Description of the task:
Please restate the following records word for word.

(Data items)
::::

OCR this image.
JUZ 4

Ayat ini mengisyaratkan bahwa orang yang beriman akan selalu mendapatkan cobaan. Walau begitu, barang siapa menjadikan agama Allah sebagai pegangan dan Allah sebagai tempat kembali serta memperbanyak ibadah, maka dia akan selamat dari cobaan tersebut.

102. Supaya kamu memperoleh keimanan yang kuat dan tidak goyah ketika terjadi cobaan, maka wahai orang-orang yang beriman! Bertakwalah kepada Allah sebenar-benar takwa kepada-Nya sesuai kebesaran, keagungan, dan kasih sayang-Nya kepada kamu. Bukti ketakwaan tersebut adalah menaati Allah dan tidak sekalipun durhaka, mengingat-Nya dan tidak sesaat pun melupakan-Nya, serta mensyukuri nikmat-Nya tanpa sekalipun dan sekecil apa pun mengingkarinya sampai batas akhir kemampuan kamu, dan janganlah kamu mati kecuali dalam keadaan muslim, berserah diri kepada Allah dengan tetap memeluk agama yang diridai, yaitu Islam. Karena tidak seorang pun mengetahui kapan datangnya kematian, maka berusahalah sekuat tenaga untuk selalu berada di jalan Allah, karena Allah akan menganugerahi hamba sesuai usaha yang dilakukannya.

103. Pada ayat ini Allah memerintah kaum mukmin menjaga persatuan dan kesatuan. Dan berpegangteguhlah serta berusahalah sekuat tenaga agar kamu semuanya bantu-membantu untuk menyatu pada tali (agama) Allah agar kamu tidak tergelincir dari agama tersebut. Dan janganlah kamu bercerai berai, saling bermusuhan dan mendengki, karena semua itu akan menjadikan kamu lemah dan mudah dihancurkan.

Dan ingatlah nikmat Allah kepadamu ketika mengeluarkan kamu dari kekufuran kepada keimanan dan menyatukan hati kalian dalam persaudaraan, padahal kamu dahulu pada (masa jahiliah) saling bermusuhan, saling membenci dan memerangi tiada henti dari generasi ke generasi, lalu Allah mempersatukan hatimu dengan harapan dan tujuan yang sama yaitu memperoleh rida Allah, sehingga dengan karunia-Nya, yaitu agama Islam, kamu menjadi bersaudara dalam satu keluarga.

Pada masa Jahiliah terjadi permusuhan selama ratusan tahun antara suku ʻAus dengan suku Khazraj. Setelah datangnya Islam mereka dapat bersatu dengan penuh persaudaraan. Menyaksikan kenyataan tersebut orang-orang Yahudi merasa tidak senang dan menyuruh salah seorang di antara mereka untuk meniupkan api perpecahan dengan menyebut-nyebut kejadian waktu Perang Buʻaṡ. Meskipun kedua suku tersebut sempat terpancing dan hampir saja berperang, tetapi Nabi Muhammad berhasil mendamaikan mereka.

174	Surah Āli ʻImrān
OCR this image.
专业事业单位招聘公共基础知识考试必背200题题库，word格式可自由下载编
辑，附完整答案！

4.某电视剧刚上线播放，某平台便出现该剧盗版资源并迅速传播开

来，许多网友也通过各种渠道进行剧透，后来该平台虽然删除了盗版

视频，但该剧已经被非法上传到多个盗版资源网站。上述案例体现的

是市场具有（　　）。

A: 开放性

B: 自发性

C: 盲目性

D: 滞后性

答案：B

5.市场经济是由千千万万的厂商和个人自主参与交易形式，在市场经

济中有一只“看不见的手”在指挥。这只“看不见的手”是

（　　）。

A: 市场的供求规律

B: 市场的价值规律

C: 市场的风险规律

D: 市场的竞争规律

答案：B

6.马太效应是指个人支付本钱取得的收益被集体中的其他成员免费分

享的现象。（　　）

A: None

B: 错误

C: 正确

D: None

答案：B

::::

Full output:
OCR this image.
JUZ 4

Ayat ini mengisyaratkan bahwa orang yang beriman akan selalu mendapatkan cobaan. Walau begitu, barang siapa menjadikan agama Allah sebagai pegangan dan Allah sebagai tempat kembali serta memperbanyak ibadah, maka dia akan selamat dari cobaan tersebut.

102. Supaya kamu memperoleh keimanan yang kuat dan tidak goyah ketika terjadi cobaan, maka wahai orang-orang yang beriman! Bertakwalah kepada Allah sebenar-benar takwa kepada-Nya sesuai kebesaran, keagungan, dan kasih sayang-Nya kepada kamu. Bukti ketakwaan tersebut adalah menaati Allah dan tidak sekalipun durhaka, mengingat-Nya dan tidak sesaat pun melupakan-Nya, serta mensyukuri nikmat-Nya tanpa sekalipun dan sekecil apa pun mengingkarinya sampai batas akhir kemampuan kamu, dan janganlah kamu mati kecuali dalam keadaan muslim, berserah diri kepada Allah dengan tetap memeluk agama yang diridai, yaitu Islam. Karena tidak seorang pun mengetahui kapan datangnya kematian, maka berusahalah sekuat tenaga untuk selalu berada di jalan Allah, karena Allah akan menganugerahi hamba sesuai usaha yang dilakukannya.

103. Pada ayat ini Allah memerintah kaum mukmin menjaga persatuan dan kesatuan. Dan berpegangteguhlah serta berusahalah sekuat tenaga agar kamu semuanya bantu-membantu untuk menyatu pada tali (agama) Allah agar kamu tidak tergelincir dari agama tersebut. Dan janganlah kamu bercerai berai, saling bermusuhan dan mendengki, karena semua itu akan menjadikan kamu lemah dan mudah dihancurkan.

Dan ingatlah nikmat Allah kepadamu ketika mengeluarkan kamu dari kekufuran kepada keimanan dan menyatukan hati kalian dalam persaudaraan, padahal kamu dahulu pada (masa jahiliah) saling bermusuhan, saling membenci dan memerangi tiada henti dari generasi ke generasi, lalu Allah mempersatukan hatimu dengan harapan dan tujuan yang sama yaitu memperoleh rida Allah, sehingga dengan karunia-Nya, yaitu agama Islam, kamu menjadi bersaudara dalam satu keluarga.

Pada masa Jahiliah terjadi permusuhan selama ratusan tahun antara suku ʻAus dengan suku Khazraj. Setelah datangnya Islam mereka dapat bersatu dengan penuh persaudaraan. Menyaksikan kenyataan tersebut orang-orang Yahudi merasa tidak senang dan menyuruh salah seorang di antara mereka untuk meniupkan api perpecahan dengan menyebut-nyebut kejadian waktu Perang Buʻaṡ. Meskipun kedua suku tersebut sempat terpancing dan hampir saja berperang, tetapi Nabi Muhammad berhasil mendamaikan mereka.

174	Surah Āli ʻImrān
OCR this image.
专业事业单位招聘公共基础知识考试必背200题题库，word格式可自由下载编
辑，附完整答案！

4.某电视剧刚上线播放，某平台便出现该剧盗版资源并迅速传播开

来，许多网友也通过各种渠道进行剧透，后来该平台虽然删除了盗版

视频，但该剧已经被非法上传到多个盗版资源网站。上述案例体现的

是市场具有（　　）。

A: 开放性

B: 自发性

C: 盲目性

D: 滞后性

答案：B

5.市场经济是由千千万万的厂商和个人自主参与交易形式，在市场经

济中有一只“看不见的手”在指挥。这只“看不见的手”是

（　　）。

A: 市场的供求规律

B: 市场的价值规律

C: 市场的风险规律

D: 市场的竞争规律

答案：B

6.马太效应是指个人支付本钱取得的收益被集体中的其他成员免费分

享的现象。（　　）

A: None

B: 错误

C: 正确

D: None

答案：B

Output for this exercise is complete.